*WRITTEN EXERCISE:* Determine the number of lines that contain the word "from", then state that number and nothing more.

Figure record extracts
begin
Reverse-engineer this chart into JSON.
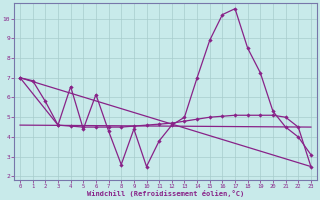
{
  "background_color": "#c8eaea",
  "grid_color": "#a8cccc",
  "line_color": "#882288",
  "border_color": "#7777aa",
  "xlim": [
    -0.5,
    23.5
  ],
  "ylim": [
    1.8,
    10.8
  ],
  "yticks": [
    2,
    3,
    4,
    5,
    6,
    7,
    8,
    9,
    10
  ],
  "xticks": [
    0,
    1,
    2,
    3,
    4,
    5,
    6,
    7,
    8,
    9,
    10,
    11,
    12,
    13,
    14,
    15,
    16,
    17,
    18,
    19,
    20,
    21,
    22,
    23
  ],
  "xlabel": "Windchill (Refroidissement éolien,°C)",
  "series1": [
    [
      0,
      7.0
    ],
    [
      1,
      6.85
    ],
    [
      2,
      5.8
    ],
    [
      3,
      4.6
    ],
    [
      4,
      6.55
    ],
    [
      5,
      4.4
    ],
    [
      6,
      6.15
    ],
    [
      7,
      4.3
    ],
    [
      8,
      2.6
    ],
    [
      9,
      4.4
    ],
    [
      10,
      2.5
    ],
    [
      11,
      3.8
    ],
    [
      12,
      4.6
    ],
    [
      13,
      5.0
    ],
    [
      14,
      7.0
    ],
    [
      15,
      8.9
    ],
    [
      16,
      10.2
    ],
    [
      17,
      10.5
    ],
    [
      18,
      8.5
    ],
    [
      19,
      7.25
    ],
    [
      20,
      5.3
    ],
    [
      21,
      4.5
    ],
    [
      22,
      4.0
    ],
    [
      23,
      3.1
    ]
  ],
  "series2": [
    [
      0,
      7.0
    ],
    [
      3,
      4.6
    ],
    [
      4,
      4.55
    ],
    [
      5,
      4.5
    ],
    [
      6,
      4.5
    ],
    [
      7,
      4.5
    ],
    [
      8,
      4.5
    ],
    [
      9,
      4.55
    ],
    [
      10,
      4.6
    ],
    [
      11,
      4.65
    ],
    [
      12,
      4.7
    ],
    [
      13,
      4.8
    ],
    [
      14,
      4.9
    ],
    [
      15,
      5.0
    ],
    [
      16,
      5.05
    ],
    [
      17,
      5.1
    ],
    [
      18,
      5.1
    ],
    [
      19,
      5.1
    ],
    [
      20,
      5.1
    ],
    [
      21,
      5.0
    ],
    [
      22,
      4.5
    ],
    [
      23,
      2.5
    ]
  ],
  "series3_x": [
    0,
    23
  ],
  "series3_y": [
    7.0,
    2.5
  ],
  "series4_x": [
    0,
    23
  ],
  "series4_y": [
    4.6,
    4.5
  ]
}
end
begin
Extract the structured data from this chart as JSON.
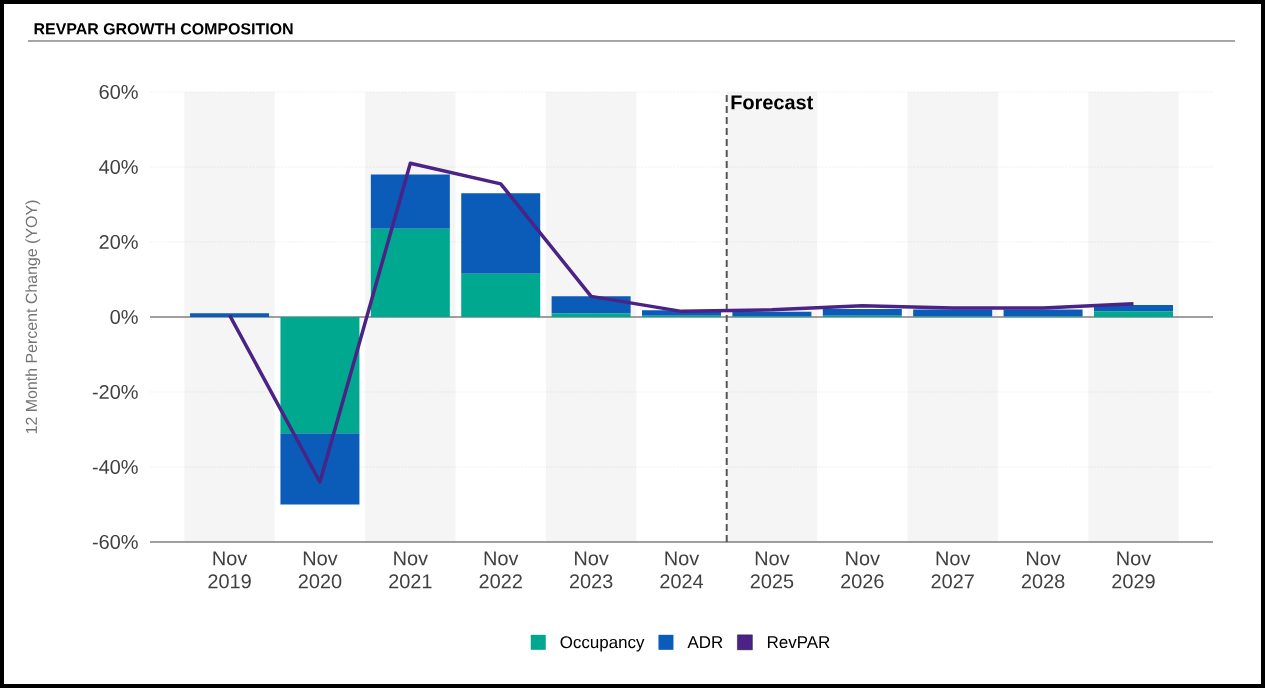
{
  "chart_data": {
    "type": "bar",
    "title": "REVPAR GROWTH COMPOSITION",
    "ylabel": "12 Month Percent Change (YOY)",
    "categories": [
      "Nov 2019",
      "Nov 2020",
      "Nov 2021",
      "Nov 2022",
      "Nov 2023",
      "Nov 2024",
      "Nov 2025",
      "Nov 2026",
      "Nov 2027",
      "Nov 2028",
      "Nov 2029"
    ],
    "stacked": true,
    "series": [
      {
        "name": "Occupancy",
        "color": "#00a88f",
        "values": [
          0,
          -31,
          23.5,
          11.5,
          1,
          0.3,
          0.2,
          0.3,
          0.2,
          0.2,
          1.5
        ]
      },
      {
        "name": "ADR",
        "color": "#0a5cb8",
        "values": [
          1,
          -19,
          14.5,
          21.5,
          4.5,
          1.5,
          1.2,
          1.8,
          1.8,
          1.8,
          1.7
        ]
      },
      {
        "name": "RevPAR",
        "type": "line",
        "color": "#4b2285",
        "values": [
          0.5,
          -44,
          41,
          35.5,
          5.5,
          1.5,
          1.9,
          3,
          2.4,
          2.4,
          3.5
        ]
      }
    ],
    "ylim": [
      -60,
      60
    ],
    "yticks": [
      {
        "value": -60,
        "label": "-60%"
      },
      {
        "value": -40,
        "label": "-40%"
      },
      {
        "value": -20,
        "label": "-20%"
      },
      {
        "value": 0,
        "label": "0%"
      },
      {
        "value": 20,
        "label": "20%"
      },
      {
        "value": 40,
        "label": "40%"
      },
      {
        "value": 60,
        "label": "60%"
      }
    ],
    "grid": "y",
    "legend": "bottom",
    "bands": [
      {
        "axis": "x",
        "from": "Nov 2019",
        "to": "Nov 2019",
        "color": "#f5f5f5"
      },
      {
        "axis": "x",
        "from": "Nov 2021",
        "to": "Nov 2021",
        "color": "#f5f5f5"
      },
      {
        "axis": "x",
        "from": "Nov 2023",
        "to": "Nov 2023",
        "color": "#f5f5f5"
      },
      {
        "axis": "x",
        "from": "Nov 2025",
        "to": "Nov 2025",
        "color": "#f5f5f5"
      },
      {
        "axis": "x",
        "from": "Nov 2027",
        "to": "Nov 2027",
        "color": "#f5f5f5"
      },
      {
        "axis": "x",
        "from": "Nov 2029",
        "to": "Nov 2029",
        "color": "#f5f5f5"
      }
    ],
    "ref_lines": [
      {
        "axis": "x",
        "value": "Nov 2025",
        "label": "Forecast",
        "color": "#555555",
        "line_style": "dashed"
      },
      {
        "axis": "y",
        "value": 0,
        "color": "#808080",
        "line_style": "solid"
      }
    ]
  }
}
end
*TASK ANSWER:* 7